What is required →
Locate the lines that hold the string "Factor". Copy every such line.

(Excerpts from a figure dataset)
=-=-=-=-=

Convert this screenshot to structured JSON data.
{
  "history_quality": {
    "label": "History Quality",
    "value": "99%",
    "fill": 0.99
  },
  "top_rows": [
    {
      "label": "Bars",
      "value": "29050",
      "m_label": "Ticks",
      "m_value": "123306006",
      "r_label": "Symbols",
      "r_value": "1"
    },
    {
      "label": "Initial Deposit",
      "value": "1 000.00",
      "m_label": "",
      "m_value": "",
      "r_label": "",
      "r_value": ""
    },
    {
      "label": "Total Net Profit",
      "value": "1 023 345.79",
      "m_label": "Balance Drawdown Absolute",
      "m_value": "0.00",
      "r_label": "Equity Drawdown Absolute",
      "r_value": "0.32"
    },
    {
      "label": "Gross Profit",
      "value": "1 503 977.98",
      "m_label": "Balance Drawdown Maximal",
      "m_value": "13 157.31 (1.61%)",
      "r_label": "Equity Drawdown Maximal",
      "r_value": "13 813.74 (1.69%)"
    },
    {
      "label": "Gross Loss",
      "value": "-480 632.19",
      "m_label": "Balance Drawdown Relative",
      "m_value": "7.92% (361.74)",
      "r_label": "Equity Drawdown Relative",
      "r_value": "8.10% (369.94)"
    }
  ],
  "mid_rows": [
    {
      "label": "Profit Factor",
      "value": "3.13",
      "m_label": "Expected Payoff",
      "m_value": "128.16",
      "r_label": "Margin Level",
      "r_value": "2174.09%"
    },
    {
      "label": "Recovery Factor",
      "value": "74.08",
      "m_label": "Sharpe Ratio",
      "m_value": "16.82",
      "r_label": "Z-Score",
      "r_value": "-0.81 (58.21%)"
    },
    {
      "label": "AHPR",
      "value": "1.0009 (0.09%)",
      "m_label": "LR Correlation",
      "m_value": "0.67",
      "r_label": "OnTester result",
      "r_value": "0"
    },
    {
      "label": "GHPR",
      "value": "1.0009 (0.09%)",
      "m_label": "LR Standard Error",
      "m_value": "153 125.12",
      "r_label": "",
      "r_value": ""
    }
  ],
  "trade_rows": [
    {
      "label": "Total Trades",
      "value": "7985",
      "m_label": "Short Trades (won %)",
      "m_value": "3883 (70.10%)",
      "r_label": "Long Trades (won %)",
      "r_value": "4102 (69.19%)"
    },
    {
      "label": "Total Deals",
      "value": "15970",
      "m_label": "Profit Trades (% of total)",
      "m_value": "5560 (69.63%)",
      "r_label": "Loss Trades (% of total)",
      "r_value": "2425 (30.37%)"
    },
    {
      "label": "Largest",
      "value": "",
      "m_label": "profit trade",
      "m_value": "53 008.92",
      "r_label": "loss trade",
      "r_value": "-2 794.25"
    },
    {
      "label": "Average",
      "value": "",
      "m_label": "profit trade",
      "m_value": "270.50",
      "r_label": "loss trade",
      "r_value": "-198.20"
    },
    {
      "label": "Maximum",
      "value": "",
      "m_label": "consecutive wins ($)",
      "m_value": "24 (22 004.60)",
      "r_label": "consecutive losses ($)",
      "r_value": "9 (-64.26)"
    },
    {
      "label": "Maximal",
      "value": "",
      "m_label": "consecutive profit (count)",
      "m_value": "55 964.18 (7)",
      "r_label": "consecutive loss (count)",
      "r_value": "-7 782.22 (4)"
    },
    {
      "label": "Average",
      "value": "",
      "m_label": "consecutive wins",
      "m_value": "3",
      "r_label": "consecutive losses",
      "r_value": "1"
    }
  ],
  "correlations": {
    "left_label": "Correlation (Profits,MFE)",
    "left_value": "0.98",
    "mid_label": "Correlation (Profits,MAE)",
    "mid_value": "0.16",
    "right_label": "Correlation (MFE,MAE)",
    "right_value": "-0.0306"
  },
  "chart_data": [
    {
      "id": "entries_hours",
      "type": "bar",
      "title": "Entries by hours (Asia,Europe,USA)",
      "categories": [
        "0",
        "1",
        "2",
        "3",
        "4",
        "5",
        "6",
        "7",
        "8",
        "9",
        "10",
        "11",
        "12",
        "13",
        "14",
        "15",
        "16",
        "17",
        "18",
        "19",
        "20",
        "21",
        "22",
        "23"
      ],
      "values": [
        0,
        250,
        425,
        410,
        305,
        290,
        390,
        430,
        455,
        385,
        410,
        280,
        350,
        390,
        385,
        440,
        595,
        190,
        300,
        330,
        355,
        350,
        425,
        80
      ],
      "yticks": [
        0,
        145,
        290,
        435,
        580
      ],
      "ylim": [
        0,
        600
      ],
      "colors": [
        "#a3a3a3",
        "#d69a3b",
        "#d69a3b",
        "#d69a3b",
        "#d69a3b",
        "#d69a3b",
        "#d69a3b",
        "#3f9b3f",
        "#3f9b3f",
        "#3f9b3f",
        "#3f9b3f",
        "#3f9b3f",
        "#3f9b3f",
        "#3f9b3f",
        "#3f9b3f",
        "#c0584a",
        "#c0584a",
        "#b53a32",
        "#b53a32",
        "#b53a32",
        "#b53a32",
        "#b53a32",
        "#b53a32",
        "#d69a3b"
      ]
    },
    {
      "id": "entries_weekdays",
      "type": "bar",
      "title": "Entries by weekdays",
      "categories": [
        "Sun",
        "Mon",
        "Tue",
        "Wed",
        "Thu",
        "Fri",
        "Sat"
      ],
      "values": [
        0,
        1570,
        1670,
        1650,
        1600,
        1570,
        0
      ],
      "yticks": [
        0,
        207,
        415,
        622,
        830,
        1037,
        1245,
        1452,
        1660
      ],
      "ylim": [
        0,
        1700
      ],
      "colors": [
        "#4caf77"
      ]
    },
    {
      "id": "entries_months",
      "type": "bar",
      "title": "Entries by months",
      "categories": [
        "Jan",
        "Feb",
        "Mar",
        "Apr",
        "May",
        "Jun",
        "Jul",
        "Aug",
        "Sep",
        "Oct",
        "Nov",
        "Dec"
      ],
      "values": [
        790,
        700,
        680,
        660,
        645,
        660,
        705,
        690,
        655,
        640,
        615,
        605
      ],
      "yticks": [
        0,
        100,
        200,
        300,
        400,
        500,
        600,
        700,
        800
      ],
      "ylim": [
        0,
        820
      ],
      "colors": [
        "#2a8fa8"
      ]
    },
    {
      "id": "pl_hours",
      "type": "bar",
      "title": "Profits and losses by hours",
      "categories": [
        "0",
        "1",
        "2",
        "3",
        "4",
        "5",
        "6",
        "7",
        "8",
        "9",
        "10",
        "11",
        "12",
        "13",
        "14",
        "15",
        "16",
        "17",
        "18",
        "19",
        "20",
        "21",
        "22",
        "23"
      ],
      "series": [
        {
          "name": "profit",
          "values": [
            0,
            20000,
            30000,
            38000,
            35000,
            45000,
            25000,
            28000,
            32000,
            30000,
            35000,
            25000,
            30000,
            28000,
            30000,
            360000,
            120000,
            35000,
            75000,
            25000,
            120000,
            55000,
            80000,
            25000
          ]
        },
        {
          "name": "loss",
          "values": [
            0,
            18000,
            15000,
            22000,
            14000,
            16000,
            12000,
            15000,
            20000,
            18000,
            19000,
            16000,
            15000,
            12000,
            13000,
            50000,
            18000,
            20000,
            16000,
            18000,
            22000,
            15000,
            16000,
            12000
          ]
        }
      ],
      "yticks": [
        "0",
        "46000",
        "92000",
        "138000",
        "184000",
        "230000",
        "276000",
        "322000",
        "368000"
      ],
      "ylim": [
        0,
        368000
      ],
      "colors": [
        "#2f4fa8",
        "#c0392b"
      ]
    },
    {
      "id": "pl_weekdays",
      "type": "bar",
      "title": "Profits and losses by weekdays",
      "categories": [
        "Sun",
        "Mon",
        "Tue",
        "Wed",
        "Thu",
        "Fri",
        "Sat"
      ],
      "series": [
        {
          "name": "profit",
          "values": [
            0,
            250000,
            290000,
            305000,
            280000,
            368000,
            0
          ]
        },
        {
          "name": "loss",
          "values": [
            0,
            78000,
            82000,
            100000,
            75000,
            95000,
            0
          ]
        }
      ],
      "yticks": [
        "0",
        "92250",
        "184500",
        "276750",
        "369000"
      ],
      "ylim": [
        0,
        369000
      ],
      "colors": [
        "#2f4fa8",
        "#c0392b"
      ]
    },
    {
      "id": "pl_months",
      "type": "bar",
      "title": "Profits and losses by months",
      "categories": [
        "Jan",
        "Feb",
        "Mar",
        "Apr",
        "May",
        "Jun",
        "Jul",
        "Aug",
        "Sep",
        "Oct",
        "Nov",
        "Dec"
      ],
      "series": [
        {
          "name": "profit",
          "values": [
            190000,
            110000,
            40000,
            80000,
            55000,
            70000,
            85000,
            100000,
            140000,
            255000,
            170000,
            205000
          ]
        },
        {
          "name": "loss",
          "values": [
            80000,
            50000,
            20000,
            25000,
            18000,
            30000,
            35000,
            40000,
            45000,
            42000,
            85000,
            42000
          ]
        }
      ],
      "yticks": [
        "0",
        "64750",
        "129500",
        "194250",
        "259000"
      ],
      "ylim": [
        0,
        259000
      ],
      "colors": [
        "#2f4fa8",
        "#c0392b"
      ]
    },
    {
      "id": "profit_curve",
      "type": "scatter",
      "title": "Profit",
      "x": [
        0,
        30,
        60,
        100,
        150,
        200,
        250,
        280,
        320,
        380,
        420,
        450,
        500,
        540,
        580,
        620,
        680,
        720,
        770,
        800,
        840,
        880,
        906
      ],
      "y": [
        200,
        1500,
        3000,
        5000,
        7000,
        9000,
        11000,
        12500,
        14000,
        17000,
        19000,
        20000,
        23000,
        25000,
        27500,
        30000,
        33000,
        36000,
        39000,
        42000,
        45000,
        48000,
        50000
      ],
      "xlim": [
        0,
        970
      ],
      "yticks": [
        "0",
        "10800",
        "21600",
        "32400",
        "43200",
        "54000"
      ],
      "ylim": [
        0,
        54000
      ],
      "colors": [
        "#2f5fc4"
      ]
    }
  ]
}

=-=-=-=-=

Response to the exercise →
      "label": "Profit Factor",
      "label": "Recovery Factor",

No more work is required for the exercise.